** Written task **
Under this task are some entries; return every one of them exactly.

** Data lines **
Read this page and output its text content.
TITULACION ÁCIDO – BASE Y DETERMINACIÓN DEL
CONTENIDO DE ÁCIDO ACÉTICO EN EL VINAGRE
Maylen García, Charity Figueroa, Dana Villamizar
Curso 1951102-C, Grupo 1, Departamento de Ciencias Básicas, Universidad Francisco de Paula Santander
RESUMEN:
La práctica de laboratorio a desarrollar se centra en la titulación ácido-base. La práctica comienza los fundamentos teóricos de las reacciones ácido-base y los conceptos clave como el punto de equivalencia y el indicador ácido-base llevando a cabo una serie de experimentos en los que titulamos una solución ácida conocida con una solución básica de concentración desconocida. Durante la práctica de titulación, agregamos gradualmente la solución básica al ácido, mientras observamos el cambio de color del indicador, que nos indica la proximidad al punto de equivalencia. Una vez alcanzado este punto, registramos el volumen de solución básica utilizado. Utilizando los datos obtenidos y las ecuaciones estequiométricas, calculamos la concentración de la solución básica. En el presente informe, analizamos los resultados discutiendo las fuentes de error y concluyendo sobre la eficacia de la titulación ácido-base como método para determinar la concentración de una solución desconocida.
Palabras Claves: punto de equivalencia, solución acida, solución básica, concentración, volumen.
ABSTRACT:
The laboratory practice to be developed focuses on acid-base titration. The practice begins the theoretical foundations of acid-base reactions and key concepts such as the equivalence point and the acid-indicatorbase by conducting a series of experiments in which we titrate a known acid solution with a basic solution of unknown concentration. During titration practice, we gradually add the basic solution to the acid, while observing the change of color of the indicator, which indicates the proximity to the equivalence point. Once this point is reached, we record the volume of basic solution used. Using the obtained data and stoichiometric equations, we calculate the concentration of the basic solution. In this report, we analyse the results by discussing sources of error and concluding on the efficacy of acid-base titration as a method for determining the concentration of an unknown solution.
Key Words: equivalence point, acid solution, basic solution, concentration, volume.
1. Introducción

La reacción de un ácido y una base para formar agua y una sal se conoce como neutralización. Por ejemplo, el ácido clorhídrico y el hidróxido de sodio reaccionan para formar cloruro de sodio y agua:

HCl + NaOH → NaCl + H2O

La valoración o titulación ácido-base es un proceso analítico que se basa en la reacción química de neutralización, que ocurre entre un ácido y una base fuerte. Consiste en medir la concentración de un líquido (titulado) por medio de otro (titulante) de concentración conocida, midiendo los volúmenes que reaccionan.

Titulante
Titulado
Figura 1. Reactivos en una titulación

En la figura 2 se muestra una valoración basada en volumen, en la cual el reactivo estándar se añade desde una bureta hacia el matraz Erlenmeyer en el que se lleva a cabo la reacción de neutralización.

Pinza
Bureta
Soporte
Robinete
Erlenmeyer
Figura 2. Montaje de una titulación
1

** Task solution **
Read this page and output its text content.
TITULACION ÁCIDO – BASE Y DETERMINACIÓN DEL
CONTENIDO DE ÁCIDO ACÉTICO EN EL VINAGRE
Maylen García, Charity Figueroa, Dana Villamizar
Curso 1951102-C, Grupo 1, Departamento de Ciencias Básicas, Universidad Francisco de Paula Santander
RESUMEN:
La práctica de laboratorio a desarrollar se centra en la titulación ácido-base. La práctica comienza los fundamentos teóricos de las reacciones ácido-base y los conceptos clave como el punto de equivalencia y el indicador ácido-base llevando a cabo una serie de experimentos en los que titulamos una solución ácida conocida con una solución básica de concentración desconocida. Durante la práctica de titulación, agregamos gradualmente la solución básica al ácido, mientras observamos el cambio de color del indicador, que nos indica la proximidad al punto de equivalencia. Una vez alcanzado este punto, registramos el volumen de solución básica utilizado. Utilizando los datos obtenidos y las ecuaciones estequiométricas, calculamos la concentración de la solución básica. En el presente informe, analizamos los resultados discutiendo las fuentes de error y concluyendo sobre la eficacia de la titulación ácido-base como método para determinar la concentración de una solución desconocida.
Palabras Claves: punto de equivalencia, solución acida, solución básica, concentración, volumen.
ABSTRACT:
The laboratory practice to be developed focuses on acid-base titration. The practice begins the theoretical foundations of acid-base reactions and key concepts such as the equivalence point and the acid-indicatorbase by conducting a series of experiments in which we titrate a known acid solution with a basic solution of unknown concentration. During titration practice, we gradually add the basic solution to the acid, while observing the change of color of the indicator, which indicates the proximity to the equivalence point. Once this point is reached, we record the volume of basic solution used. Using the obtained data and stoichiometric equations, we calculate the concentration of the basic solution. In this report, we analyse the results by discussing sources of error and concluding on the efficacy of acid-base titration as a method for determining the concentration of an unknown solution.
Key Words: equivalence point, acid solution, basic solution, concentration, volume.
1. Introducción

La reacción de un ácido y una base para formar agua y una sal se conoce como neutralización. Por ejemplo, el ácido clorhídrico y el hidróxido de sodio reaccionan para formar cloruro de sodio y agua:

HCl + NaOH → NaCl + H2O

La valoración o titulación ácido-base es un proceso analítico que se basa en la reacción química de neutralización, que ocurre entre un ácido y una base fuerte. Consiste en medir la concentración de un líquido (titulado) por medio de otro (titulante) de concentración conocida, midiendo los volúmenes que reaccionan.

Titulante
Titulado
Figura 1. Reactivos en una titulación

En la figura 2 se muestra una valoración basada en volumen, en la cual el reactivo estándar se añade desde una bureta hacia el matraz Erlenmeyer en el que se lleva a cabo la reacción de neutralización.

Pinza
Bureta
Soporte
Robinete
Erlenmeyer
Figura 2. Montaje de una titulación
1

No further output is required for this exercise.